> WHAT TO PRODUCE:
Each line that includes the word "Array" counts once; give the total and nothing more.

> PROVIDED MATERIAL:
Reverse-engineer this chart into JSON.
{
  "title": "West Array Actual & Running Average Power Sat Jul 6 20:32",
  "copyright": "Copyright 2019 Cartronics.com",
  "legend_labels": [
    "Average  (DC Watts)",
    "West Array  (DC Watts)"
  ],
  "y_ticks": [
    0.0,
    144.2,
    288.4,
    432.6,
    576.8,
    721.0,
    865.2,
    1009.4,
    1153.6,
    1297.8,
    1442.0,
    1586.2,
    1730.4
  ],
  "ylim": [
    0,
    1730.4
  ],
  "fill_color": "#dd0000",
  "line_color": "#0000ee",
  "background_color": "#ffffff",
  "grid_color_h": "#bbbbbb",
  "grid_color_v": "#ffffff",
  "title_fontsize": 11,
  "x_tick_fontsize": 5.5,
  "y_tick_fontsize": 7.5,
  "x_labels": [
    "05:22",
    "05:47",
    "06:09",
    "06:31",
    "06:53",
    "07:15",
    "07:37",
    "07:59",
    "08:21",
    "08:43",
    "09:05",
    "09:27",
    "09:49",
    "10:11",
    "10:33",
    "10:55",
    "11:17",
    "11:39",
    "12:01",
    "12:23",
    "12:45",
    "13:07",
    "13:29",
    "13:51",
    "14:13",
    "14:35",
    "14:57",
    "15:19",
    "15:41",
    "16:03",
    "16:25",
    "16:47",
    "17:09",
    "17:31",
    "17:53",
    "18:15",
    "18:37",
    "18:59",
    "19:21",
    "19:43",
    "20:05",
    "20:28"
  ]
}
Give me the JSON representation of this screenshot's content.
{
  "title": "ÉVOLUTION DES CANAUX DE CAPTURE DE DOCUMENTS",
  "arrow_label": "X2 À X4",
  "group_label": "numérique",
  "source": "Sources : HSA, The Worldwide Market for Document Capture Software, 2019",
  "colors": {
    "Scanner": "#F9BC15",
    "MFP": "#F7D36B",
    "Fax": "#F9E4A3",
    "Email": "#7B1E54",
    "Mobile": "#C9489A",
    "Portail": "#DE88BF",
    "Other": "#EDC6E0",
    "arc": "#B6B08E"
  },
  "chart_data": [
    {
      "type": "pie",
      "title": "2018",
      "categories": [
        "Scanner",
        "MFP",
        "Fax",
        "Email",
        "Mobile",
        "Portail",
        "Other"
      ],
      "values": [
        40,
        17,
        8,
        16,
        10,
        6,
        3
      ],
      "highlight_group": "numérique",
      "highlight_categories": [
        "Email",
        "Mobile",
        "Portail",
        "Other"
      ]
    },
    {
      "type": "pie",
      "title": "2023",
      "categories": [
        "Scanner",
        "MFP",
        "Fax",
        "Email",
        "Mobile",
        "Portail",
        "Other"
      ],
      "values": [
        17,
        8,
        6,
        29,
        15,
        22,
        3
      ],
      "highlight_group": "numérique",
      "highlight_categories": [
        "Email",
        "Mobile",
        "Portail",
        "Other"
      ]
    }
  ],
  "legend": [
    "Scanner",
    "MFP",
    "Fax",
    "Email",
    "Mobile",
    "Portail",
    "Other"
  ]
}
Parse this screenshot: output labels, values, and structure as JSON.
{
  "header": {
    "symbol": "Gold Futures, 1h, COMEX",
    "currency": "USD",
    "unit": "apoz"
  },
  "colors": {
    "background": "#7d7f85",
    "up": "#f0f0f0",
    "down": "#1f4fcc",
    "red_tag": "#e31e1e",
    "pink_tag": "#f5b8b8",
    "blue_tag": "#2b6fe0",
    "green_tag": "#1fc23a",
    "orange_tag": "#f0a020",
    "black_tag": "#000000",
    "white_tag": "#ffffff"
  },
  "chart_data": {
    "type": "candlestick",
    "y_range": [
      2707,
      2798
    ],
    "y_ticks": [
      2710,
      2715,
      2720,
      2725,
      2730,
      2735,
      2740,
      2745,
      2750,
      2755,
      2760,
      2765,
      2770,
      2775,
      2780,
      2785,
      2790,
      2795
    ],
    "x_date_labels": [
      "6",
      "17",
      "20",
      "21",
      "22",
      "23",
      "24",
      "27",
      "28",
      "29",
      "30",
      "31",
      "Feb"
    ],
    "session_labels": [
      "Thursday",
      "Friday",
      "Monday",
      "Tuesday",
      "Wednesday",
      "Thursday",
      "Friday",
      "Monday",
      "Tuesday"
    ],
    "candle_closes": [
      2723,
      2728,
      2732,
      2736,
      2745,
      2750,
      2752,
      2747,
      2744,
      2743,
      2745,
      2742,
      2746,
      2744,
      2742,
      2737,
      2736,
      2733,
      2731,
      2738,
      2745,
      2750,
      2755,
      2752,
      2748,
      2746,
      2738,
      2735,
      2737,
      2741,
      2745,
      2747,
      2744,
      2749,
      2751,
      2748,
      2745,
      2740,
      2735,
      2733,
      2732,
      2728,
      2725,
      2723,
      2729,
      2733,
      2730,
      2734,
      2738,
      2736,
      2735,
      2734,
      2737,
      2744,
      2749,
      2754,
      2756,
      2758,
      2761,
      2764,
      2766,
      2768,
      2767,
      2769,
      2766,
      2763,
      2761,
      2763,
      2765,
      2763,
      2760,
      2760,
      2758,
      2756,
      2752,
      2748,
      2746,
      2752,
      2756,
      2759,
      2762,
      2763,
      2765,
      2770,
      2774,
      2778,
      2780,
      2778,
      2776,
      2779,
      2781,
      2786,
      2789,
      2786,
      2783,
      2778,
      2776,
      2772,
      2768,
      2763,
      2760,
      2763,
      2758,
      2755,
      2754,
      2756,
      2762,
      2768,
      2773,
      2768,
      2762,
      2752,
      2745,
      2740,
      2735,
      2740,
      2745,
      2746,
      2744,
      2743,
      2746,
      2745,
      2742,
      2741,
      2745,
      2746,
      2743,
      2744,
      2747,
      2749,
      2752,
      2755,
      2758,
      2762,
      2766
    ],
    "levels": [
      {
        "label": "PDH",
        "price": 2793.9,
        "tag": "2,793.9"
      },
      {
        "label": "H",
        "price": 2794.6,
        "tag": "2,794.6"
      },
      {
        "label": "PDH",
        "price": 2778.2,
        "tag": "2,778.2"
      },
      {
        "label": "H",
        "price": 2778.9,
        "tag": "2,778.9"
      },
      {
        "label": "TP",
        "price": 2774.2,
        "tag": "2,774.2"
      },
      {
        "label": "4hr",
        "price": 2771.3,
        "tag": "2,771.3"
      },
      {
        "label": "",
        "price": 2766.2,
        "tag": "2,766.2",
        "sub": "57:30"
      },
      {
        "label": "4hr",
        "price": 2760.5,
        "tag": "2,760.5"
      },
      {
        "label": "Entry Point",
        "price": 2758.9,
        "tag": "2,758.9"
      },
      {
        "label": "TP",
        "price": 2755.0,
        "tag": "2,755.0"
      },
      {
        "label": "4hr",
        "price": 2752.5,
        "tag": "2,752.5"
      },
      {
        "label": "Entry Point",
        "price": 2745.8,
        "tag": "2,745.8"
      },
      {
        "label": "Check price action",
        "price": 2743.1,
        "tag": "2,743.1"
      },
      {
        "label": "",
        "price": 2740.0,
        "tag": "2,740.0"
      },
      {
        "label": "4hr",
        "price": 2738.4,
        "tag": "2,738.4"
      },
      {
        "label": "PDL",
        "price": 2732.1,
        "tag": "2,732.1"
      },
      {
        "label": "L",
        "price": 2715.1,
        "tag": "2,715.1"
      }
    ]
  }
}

> SOLUTION FOR THIS EXERCISE:
2